:: Given problem ::
Below are some entries; can you quote all of them exactly?

Saved data entries
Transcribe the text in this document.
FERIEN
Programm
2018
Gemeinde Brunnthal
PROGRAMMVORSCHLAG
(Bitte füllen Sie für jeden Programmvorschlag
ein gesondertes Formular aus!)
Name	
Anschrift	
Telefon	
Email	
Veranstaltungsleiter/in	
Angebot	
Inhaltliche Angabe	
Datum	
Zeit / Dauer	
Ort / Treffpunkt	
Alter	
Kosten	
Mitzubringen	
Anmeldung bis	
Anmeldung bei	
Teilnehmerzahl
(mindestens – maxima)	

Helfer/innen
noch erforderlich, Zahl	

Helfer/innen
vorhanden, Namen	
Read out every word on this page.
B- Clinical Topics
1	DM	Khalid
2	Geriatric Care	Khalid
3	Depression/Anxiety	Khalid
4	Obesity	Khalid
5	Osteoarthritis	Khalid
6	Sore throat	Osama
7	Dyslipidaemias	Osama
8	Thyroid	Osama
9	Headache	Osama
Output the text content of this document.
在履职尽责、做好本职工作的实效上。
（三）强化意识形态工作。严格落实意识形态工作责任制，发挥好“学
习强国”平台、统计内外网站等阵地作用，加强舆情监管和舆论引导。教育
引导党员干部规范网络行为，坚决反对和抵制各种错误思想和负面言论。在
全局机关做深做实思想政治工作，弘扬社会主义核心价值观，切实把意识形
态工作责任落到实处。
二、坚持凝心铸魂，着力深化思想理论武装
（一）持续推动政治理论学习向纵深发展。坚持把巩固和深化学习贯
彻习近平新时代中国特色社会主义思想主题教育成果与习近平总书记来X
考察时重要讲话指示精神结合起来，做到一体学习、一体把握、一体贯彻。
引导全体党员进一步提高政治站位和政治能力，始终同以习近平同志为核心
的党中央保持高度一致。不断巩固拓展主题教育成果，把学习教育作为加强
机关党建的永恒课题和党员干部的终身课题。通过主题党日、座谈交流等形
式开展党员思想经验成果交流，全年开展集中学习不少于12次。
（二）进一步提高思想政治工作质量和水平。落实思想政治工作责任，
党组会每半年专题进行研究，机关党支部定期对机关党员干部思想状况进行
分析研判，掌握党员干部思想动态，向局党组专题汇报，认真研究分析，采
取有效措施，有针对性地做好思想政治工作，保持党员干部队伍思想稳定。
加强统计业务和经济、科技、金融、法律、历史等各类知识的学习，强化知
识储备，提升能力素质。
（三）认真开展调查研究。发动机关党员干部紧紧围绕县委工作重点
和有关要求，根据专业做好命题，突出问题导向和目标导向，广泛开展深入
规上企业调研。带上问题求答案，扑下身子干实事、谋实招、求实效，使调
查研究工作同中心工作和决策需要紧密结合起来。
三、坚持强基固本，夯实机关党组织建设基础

:: Exercise solution ::
Transcribe the text in this document.
FERIEN
Programm
2018
Gemeinde Brunnthal
PROGRAMMVORSCHLAG
(Bitte füllen Sie für jeden Programmvorschlag
ein gesondertes Formular aus!)
Name	
Anschrift	
Telefon	
Email	
Veranstaltungsleiter/in	
Angebot	
Inhaltliche Angabe	
Datum	
Zeit / Dauer	
Ort / Treffpunkt	
Alter	
Kosten	
Mitzubringen	
Anmeldung bis	
Anmeldung bei	
Teilnehmerzahl
(mindestens – maxima)	

Helfer/innen
noch erforderlich, Zahl	

Helfer/innen
vorhanden, Namen	
Read out every word on this page.
B- Clinical Topics
1	DM	Khalid
2	Geriatric Care	Khalid
3	Depression/Anxiety	Khalid
4	Obesity	Khalid
5	Osteoarthritis	Khalid
6	Sore throat	Osama
7	Dyslipidaemias	Osama
8	Thyroid	Osama
9	Headache	Osama
Output the text content of this document.
在履职尽责、做好本职工作的实效上。
（三）强化意识形态工作。严格落实意识形态工作责任制，发挥好“学
习强国”平台、统计内外网站等阵地作用，加强舆情监管和舆论引导。教育
引导党员干部规范网络行为，坚决反对和抵制各种错误思想和负面言论。在
全局机关做深做实思想政治工作，弘扬社会主义核心价值观，切实把意识形
态工作责任落到实处。
二、坚持凝心铸魂，着力深化思想理论武装
（一）持续推动政治理论学习向纵深发展。坚持把巩固和深化学习贯
彻习近平新时代中国特色社会主义思想主题教育成果与习近平总书记来X
考察时重要讲话指示精神结合起来，做到一体学习、一体把握、一体贯彻。
引导全体党员进一步提高政治站位和政治能力，始终同以习近平同志为核心
的党中央保持高度一致。不断巩固拓展主题教育成果，把学习教育作为加强
机关党建的永恒课题和党员干部的终身课题。通过主题党日、座谈交流等形
式开展党员思想经验成果交流，全年开展集中学习不少于12次。
（二）进一步提高思想政治工作质量和水平。落实思想政治工作责任，
党组会每半年专题进行研究，机关党支部定期对机关党员干部思想状况进行
分析研判，掌握党员干部思想动态，向局党组专题汇报，认真研究分析，采
取有效措施，有针对性地做好思想政治工作，保持党员干部队伍思想稳定。
加强统计业务和经济、科技、金融、法律、历史等各类知识的学习，强化知
识储备，提升能力素质。
（三）认真开展调查研究。发动机关党员干部紧紧围绕县委工作重点
和有关要求，根据专业做好命题，突出问题导向和目标导向，广泛开展深入
规上企业调研。带上问题求答案，扑下身子干实事、谋实招、求实效，使调
查研究工作同中心工作和决策需要紧密结合起来。
三、坚持强基固本，夯实机关党组织建设基础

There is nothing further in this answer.